#### Excerpted records
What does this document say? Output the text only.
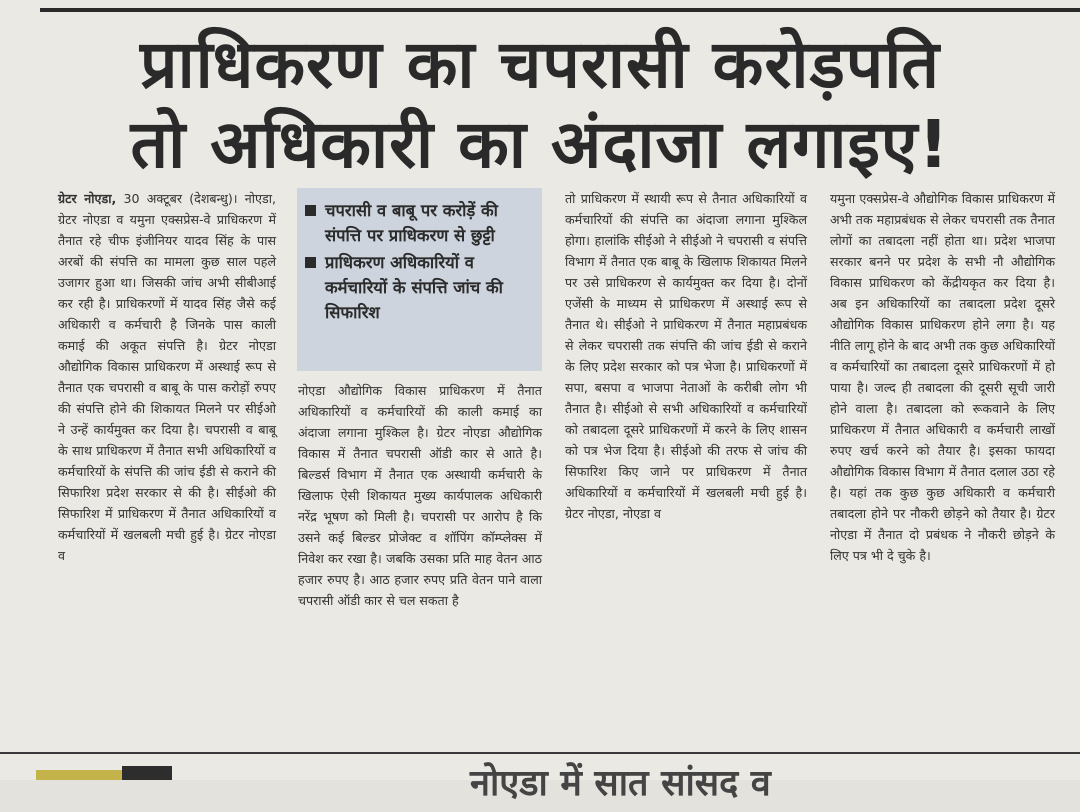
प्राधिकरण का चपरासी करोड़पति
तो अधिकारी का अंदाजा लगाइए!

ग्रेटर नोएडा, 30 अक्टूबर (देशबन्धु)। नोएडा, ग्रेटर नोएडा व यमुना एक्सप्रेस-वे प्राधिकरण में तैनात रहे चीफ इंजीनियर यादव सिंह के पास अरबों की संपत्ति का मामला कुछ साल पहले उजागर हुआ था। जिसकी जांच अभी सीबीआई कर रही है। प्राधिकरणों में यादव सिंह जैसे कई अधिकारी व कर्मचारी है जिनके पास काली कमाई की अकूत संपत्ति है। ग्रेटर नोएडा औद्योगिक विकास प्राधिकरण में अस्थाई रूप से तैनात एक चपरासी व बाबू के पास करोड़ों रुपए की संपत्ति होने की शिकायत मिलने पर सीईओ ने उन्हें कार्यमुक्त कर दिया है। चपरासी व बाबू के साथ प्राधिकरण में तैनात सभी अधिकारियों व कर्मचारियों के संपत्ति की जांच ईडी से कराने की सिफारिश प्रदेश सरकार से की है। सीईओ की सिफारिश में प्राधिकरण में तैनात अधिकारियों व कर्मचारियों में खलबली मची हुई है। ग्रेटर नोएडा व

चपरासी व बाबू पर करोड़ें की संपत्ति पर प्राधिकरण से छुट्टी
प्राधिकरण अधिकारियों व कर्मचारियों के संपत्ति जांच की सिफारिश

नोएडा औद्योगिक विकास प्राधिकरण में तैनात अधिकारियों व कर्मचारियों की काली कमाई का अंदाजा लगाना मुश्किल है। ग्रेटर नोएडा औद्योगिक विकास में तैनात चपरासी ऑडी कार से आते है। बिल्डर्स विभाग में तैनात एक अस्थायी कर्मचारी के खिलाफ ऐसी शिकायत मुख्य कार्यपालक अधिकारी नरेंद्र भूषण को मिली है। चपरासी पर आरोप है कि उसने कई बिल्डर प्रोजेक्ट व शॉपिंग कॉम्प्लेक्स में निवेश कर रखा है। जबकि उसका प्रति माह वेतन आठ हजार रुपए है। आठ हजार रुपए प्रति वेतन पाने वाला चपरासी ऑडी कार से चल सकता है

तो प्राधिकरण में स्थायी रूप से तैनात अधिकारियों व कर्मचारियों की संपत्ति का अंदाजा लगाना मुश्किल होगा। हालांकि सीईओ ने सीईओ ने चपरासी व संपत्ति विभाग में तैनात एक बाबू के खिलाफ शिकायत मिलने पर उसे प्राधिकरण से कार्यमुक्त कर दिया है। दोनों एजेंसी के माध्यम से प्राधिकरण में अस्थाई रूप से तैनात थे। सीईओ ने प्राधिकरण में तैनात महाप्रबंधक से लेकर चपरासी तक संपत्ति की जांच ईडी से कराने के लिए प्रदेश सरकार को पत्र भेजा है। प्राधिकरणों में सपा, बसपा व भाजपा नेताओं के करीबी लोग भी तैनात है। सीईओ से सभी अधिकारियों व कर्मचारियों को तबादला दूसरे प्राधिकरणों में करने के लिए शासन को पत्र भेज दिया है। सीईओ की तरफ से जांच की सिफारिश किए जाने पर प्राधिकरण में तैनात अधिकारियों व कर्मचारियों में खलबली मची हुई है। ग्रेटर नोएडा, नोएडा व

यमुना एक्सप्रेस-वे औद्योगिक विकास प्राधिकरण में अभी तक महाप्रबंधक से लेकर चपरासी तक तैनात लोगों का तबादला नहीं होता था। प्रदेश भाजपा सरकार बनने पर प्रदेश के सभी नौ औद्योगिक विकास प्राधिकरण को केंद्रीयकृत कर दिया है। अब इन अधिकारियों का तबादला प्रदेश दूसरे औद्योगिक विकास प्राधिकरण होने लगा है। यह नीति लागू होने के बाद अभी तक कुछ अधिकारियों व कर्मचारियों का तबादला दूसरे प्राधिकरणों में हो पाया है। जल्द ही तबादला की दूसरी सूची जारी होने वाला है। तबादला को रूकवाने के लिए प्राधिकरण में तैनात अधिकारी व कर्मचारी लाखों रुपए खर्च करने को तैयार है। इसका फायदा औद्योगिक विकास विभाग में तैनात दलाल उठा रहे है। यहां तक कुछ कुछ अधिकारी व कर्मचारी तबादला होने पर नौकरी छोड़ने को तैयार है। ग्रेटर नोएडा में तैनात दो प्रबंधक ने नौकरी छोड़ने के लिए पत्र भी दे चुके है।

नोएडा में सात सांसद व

--

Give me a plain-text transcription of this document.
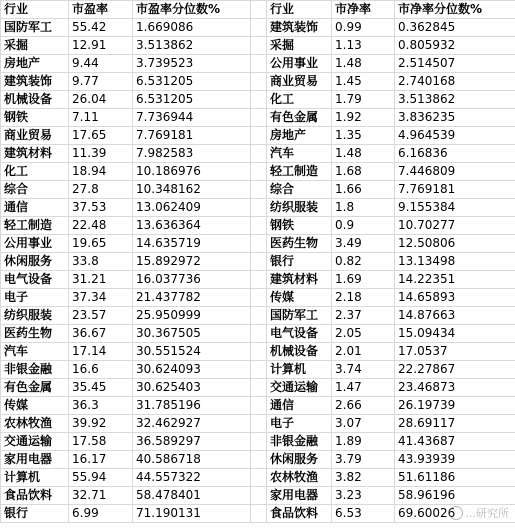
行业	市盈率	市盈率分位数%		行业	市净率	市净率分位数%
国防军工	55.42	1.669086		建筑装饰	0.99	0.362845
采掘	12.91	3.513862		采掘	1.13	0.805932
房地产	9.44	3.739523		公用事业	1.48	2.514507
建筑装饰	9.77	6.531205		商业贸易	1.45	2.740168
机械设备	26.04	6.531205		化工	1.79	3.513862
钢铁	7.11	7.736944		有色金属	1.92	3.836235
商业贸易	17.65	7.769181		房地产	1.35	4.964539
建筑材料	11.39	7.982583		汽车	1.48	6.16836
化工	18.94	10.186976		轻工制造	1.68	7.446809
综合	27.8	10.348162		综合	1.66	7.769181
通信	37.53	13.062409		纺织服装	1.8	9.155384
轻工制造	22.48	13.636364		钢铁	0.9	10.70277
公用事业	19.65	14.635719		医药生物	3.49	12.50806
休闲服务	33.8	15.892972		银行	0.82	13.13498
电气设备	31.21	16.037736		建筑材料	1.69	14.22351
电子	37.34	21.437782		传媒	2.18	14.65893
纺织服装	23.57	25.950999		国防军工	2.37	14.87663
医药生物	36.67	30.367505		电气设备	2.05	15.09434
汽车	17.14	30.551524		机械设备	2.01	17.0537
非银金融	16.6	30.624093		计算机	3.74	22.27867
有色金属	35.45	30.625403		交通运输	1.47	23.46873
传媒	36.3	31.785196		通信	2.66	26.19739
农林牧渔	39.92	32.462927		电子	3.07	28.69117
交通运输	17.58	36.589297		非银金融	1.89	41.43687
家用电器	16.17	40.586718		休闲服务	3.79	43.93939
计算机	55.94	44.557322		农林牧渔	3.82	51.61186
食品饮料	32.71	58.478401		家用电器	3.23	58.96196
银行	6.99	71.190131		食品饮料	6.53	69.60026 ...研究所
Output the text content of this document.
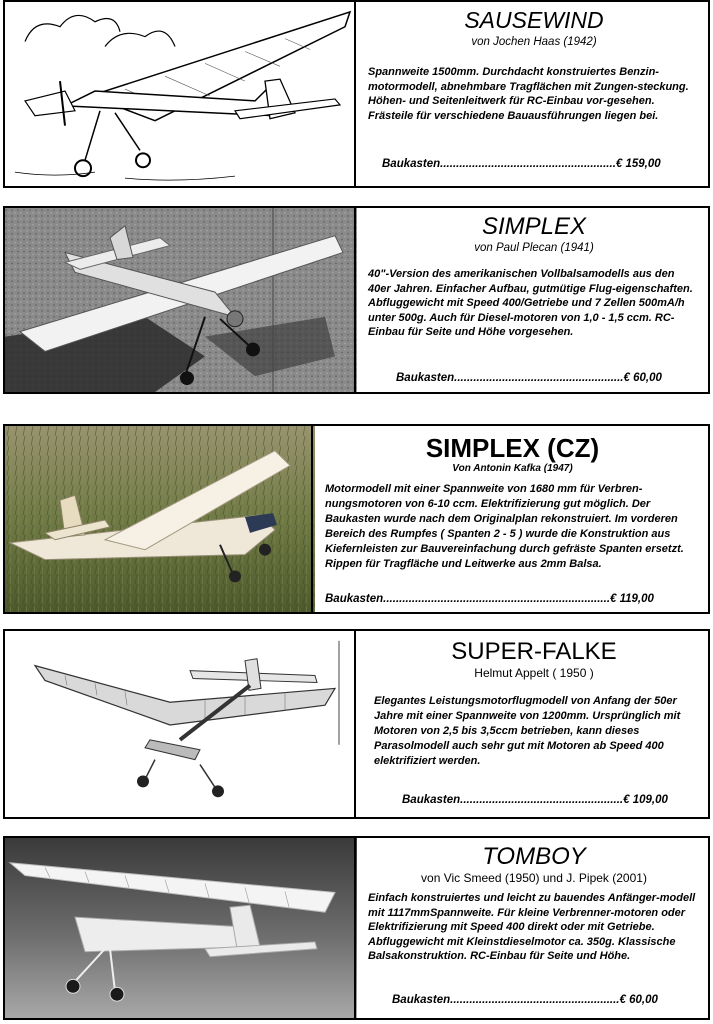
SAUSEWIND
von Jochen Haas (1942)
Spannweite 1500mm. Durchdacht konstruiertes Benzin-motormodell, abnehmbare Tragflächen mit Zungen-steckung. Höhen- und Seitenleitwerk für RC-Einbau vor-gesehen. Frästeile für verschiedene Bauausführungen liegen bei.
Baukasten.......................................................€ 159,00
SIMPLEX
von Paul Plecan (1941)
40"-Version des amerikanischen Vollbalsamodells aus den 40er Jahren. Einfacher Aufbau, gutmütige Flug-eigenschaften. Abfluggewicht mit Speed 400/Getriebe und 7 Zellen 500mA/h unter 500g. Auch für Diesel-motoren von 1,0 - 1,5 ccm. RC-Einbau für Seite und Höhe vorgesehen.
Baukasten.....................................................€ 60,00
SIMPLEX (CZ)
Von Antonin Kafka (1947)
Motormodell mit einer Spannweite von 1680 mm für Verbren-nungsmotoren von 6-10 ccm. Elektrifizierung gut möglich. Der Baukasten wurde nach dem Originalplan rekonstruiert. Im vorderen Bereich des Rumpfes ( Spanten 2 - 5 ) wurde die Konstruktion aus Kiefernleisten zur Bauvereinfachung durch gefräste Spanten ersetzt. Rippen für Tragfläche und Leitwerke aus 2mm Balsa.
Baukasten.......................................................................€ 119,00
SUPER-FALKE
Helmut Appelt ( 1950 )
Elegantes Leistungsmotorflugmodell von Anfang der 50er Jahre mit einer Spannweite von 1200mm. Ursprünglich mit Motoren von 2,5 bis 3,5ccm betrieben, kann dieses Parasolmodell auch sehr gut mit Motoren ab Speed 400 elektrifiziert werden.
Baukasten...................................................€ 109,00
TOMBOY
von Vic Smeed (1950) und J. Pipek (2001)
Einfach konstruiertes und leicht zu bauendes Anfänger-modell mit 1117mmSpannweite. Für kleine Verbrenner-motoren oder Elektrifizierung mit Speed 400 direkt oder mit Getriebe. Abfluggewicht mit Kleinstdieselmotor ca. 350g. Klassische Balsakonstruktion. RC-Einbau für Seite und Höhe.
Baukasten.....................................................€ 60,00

#### Given request
Search the data for "家用电器" and list every line in which it occurs.

#### Exercise result
家用电器	16.17	40.586718		休闲服务	3.79	43.93939
食品饮料	32.71	58.478401		家用电器	3.23	58.96196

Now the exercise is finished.